[start GIVEN DATA]
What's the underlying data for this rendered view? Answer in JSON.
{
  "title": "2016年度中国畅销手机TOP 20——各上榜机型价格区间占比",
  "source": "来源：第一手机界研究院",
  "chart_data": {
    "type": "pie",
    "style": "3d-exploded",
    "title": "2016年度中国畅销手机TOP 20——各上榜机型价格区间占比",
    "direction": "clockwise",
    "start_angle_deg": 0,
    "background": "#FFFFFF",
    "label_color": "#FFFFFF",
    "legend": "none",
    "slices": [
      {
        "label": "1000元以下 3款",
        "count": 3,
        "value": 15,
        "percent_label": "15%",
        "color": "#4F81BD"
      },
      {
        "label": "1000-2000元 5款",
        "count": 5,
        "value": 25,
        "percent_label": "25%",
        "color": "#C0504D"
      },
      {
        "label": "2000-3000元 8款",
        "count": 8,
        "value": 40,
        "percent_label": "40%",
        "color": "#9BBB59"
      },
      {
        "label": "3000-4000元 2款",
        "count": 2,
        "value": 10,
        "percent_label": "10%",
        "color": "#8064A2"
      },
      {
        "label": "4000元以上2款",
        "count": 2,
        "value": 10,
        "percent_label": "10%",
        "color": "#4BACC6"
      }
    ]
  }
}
[end GIVEN DATA]
• [TASK PROMPT] Return all of the entries exactly as they were supplied.

• [SOLUTION TO THE EXERCISE]
What's the underlying data for this rendered view? Answer in JSON.
{
  "title": "2016年度中国畅销手机TOP 20——各上榜机型价格区间占比",
  "source": "来源：第一手机界研究院",
  "chart_data": {
    "type": "pie",
    "style": "3d-exploded",
    "title": "2016年度中国畅销手机TOP 20——各上榜机型价格区间占比",
    "direction": "clockwise",
    "start_angle_deg": 0,
    "background": "#FFFFFF",
    "label_color": "#FFFFFF",
    "legend": "none",
    "slices": [
      {
        "label": "1000元以下 3款",
        "count": 3,
        "value": 15,
        "percent_label": "15%",
        "color": "#4F81BD"
      },
      {
        "label": "1000-2000元 5款",
        "count": 5,
        "value": 25,
        "percent_label": "25%",
        "color": "#C0504D"
      },
      {
        "label": "2000-3000元 8款",
        "count": 8,
        "value": 40,
        "percent_label": "40%",
        "color": "#9BBB59"
      },
      {
        "label": "3000-4000元 2款",
        "count": 2,
        "value": 10,
        "percent_label": "10%",
        "color": "#8064A2"
      },
      {
        "label": "4000元以上2款",
        "count": 2,
        "value": 10,
        "percent_label": "10%",
        "color": "#4BACC6"
      }
    ]
  }
}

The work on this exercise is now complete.